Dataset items
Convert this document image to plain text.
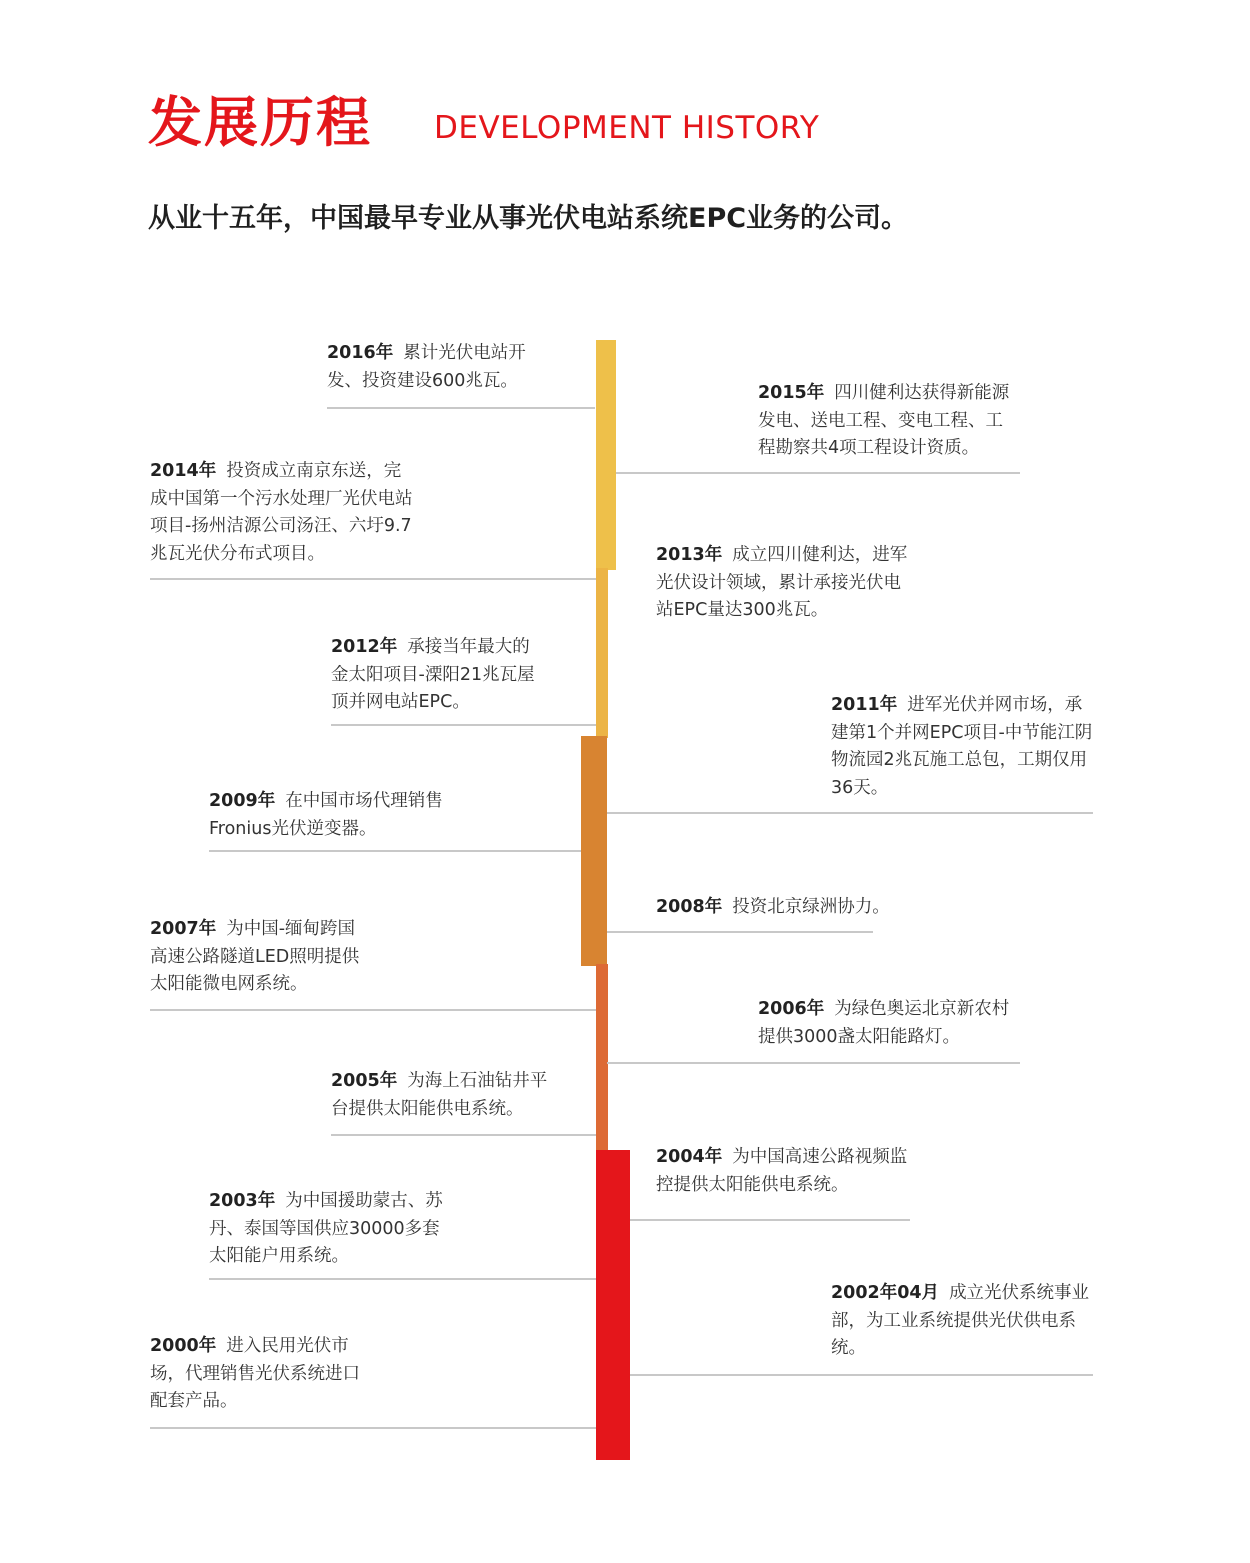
发展历程 DEVELOPMENT HISTORY
从业十五年，中国最早专业从事光伏电站系统EPC业务的公司。
2016年 累计光伏电站开发、投资建设600兆瓦。
2015年 四川健利达获得新能源发电、送电工程、变电工程、工程勘察共4项工程设计资质。
2014年 投资成立南京东送，完成中国第一个污水处理厂光伏电站项目-扬州洁源公司汤汪、六圩9.7兆瓦光伏分布式项目。	2013年 成立四川健利达，进军光伏设计领域，累计承接光伏电站EPC量达300兆瓦。
2012年 承接当年最大的金太阳项目-溧阳21兆瓦屋顶并网电站EPC。	2011年 进军光伏并网市场，承建第1个并网EPC项目-中节能江阴物流园2兆瓦施工总包，工期仅用36天。
2009年 在中国市场代理销售Fronius光伏逆变器。
2008年 投资北京绿洲协力。
2007年 为中国-缅甸跨国高速公路隧道LED照明提供太阳能微电网系统。
2006年 为绿色奥运北京新农村提供3000盏太阳能路灯。
2005年 为海上石油钻井平台提供太阳能供电系统。
2004年 为中国高速公路视频监控提供太阳能供电系统。
2003年 为中国援助蒙古、苏丹、泰国等国供应30000多套太阳能户用系统。
2002年04月 成立光伏系统事业部，为工业系统提供光伏供电系统。
2000年 进入民用光伏市场，代理销售光伏系统进口配套产品。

Written exercise: Every record above must be given again exactly; drop the pictures.

Task solution:
Convert this document image to plain text.
发展历程 DEVELOPMENT HISTORY
从业十五年，中国最早专业从事光伏电站系统EPC业务的公司。
2016年 累计光伏电站开发、投资建设600兆瓦。
2015年 四川健利达获得新能源发电、送电工程、变电工程、工程勘察共4项工程设计资质。
2014年 投资成立南京东送，完成中国第一个污水处理厂光伏电站项目-扬州洁源公司汤汪、六圩9.7兆瓦光伏分布式项目。	2013年 成立四川健利达，进军光伏设计领域，累计承接光伏电站EPC量达300兆瓦。
2012年 承接当年最大的金太阳项目-溧阳21兆瓦屋顶并网电站EPC。	2011年 进军光伏并网市场，承建第1个并网EPC项目-中节能江阴物流园2兆瓦施工总包，工期仅用36天。
2009年 在中国市场代理销售Fronius光伏逆变器。
2008年 投资北京绿洲协力。
2007年 为中国-缅甸跨国高速公路隧道LED照明提供太阳能微电网系统。
2006年 为绿色奥运北京新农村提供3000盏太阳能路灯。
2005年 为海上石油钻井平台提供太阳能供电系统。
2004年 为中国高速公路视频监控提供太阳能供电系统。
2003年 为中国援助蒙古、苏丹、泰国等国供应30000多套太阳能户用系统。
2002年04月 成立光伏系统事业部，为工业系统提供光伏供电系统。
2000年 进入民用光伏市场，代理销售光伏系统进口配套产品。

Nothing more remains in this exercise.